> **Data in this exercise**:
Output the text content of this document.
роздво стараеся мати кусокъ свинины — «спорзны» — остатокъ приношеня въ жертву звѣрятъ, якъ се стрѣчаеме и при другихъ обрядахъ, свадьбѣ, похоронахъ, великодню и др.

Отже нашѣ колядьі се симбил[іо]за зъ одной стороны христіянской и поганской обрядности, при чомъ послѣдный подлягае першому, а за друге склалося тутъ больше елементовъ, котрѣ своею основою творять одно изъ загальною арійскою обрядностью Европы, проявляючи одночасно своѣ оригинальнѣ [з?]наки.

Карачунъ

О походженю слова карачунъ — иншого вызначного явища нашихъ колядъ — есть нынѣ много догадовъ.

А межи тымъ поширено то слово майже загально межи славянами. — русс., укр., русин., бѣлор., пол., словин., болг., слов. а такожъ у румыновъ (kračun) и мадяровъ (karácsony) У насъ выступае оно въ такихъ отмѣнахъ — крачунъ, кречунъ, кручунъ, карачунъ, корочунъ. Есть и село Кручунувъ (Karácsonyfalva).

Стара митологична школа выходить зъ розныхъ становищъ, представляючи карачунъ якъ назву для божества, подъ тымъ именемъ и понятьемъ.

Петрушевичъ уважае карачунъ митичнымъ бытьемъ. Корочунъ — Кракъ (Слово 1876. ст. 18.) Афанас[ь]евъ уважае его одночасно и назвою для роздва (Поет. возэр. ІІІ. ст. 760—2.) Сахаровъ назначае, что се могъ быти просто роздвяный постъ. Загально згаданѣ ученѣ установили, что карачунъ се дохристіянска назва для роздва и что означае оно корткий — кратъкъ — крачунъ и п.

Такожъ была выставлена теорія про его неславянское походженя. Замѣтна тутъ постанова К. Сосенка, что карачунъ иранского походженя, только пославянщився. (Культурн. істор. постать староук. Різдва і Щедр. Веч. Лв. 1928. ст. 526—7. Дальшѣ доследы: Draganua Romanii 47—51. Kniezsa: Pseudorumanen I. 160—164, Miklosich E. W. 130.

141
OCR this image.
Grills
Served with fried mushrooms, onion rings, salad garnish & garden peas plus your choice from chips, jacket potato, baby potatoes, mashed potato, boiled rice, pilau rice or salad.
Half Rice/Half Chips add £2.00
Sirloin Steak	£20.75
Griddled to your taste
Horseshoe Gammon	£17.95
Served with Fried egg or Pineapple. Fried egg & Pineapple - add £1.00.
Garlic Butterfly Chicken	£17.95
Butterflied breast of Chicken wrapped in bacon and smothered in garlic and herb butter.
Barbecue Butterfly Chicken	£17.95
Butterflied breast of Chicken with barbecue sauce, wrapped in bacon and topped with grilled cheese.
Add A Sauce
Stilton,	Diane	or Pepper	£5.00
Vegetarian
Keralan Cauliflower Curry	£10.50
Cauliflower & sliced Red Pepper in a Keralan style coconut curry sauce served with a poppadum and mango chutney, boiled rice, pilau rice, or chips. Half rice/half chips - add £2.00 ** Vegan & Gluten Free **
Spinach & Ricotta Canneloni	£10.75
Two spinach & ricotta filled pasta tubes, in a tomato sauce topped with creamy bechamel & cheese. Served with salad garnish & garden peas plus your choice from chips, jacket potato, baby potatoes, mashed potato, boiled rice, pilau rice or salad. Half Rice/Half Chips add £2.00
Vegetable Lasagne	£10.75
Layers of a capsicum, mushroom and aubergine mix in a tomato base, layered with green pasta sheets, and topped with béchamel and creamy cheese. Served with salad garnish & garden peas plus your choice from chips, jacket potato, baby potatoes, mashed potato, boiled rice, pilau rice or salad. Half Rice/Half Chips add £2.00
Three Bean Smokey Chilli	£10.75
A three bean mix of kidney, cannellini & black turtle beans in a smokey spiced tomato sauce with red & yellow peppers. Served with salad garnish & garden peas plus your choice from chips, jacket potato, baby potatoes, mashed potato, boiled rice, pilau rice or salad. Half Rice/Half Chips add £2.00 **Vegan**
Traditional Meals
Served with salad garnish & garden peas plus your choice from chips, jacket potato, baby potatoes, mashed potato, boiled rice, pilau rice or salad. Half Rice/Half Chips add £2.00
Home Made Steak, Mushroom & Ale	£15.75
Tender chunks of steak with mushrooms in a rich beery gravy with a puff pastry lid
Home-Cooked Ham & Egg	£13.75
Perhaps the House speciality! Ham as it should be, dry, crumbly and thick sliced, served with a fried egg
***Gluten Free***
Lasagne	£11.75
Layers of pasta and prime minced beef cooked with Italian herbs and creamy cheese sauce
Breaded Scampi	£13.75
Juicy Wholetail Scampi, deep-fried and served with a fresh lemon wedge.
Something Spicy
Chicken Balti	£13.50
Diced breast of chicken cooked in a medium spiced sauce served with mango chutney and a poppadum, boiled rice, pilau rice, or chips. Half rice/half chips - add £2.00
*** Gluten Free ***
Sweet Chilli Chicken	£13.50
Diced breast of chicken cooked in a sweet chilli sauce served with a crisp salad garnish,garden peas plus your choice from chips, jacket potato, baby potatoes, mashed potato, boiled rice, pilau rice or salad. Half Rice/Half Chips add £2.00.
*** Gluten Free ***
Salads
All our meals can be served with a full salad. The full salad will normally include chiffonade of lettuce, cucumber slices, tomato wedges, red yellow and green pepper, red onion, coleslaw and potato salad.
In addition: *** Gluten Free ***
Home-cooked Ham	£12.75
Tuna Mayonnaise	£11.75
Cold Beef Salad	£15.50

> **Job**:
How many lines in these entries hold the string "Lasagne"? Answer with the number alone.

> **Answer to the problem**:
2